(Stored records)
"""

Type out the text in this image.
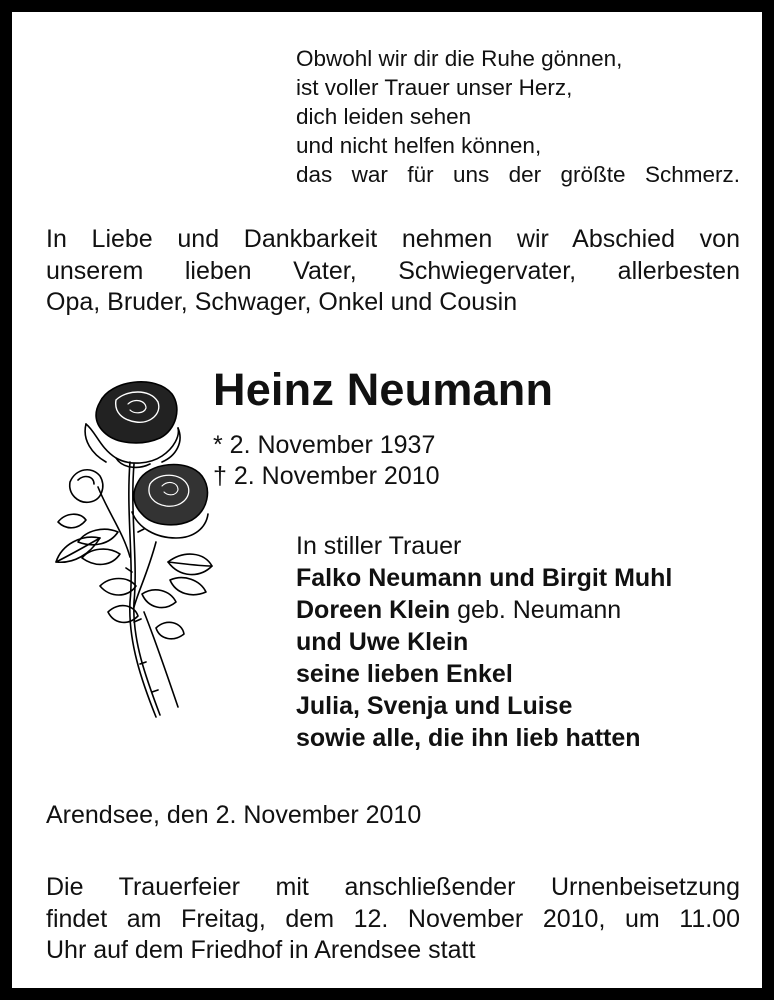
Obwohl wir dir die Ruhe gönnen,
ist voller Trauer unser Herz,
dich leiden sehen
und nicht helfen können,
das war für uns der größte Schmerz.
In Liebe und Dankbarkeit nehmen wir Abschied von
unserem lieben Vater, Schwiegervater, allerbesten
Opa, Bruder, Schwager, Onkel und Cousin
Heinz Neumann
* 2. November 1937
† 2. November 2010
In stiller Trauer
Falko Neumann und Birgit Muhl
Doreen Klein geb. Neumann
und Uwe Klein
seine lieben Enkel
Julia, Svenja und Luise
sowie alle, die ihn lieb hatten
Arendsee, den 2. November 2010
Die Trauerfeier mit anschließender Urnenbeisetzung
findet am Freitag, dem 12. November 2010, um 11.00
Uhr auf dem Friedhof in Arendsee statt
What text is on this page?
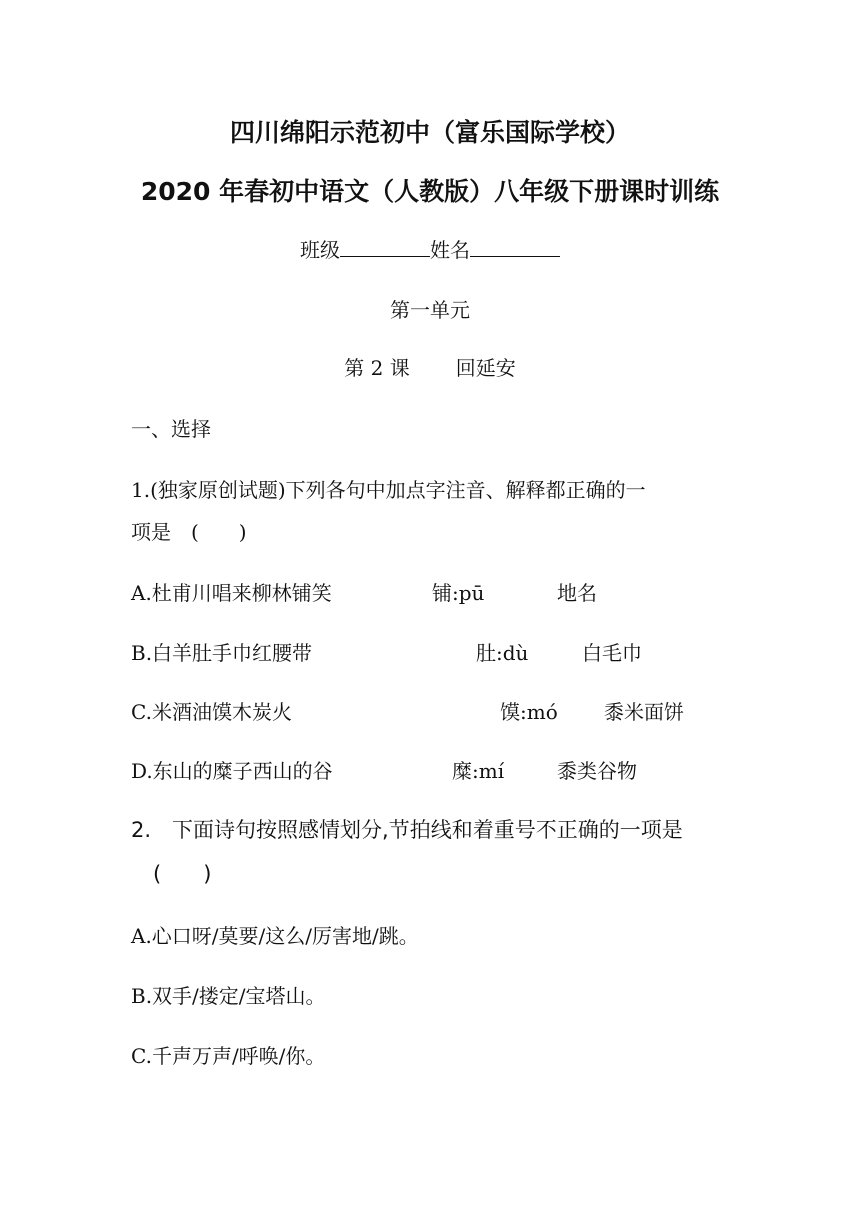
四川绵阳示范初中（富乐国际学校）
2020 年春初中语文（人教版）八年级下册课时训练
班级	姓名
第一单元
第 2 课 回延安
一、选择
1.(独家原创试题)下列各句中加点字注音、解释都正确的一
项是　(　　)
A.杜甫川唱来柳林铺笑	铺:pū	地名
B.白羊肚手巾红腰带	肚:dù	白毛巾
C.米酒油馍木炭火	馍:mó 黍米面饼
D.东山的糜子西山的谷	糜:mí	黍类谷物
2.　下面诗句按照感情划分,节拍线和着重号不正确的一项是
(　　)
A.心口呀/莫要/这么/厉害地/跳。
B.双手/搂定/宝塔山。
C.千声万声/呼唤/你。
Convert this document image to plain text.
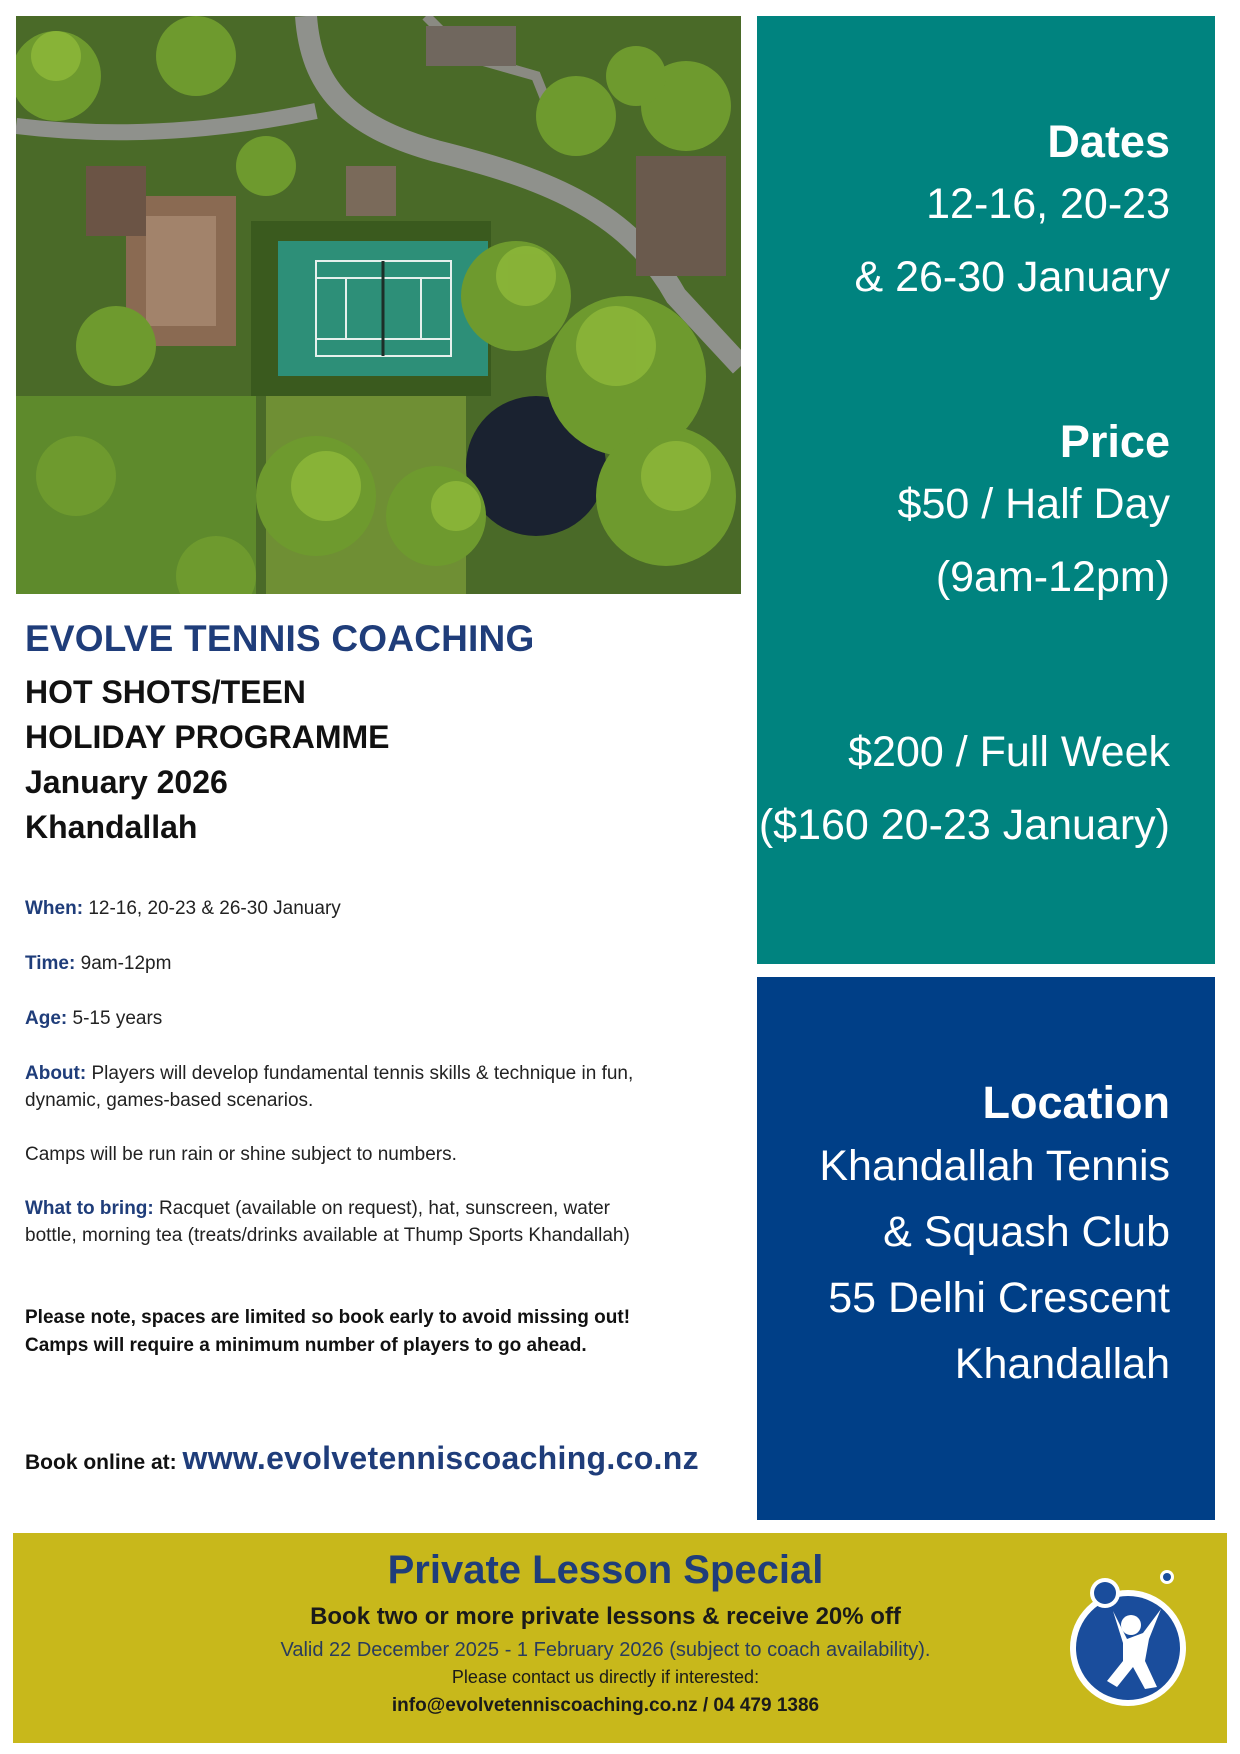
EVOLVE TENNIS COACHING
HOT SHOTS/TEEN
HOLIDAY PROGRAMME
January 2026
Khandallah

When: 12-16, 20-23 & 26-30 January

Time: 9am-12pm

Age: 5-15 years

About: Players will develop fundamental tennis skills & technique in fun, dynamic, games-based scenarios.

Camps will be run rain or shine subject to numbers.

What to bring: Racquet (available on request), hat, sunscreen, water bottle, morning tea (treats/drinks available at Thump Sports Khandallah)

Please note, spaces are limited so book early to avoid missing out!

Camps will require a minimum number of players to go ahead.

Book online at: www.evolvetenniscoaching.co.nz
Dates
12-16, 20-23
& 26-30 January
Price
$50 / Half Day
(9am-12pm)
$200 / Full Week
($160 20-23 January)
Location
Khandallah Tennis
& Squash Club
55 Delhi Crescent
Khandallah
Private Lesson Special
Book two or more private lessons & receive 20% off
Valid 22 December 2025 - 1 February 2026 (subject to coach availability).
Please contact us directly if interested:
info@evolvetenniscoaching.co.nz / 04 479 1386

"""

(Task to carry out) Do not include pictures. Copy only the lines running from the line with "What text is on this page?" through the last line of the records, exactly as they appear.

(Finished task)
What text is on this page?
四川绵阳示范初中（富乐国际学校）
2020 年春初中语文（人教版）八年级下册课时训练
班级	姓名
第一单元
第 2 课 回延安
一、选择
1.(独家原创试题)下列各句中加点字注音、解释都正确的一
项是　(　　)
A.杜甫川唱来柳林铺笑	铺:pū	地名
B.白羊肚手巾红腰带	肚:dù	白毛巾
C.米酒油馍木炭火	馍:mó 黍米面饼
D.东山的糜子西山的谷	糜:mí	黍类谷物
2.　下面诗句按照感情划分,节拍线和着重号不正确的一项是
(　　)
A.心口呀/莫要/这么/厉害地/跳。
B.双手/搂定/宝塔山。
C.千声万声/呼唤/你。
Convert this document image to plain text.
EVOLVE TENNIS COACHING
HOT SHOTS/TEEN
HOLIDAY PROGRAMME
January 2026
Khandallah

When: 12-16, 20-23 & 26-30 January

Time: 9am-12pm

Age: 5-15 years

About: Players will develop fundamental tennis skills & technique in fun, dynamic, games-based scenarios.

Camps will be run rain or shine subject to numbers.

What to bring: Racquet (available on request), hat, sunscreen, water bottle, morning tea (treats/drinks available at Thump Sports Khandallah)

Please note, spaces are limited so book early to avoid missing out!

Camps will require a minimum number of players to go ahead.

Book online at: www.evolvetenniscoaching.co.nz
Dates
12-16, 20-23
& 26-30 January
Price
$50 / Half Day
(9am-12pm)
$200 / Full Week
($160 20-23 January)
Location
Khandallah Tennis
& Squash Club
55 Delhi Crescent
Khandallah
Private Lesson Special
Book two or more private lessons & receive 20% off
Valid 22 December 2025 - 1 February 2026 (subject to coach availability).
Please contact us directly if interested:
info@evolvetenniscoaching.co.nz / 04 479 1386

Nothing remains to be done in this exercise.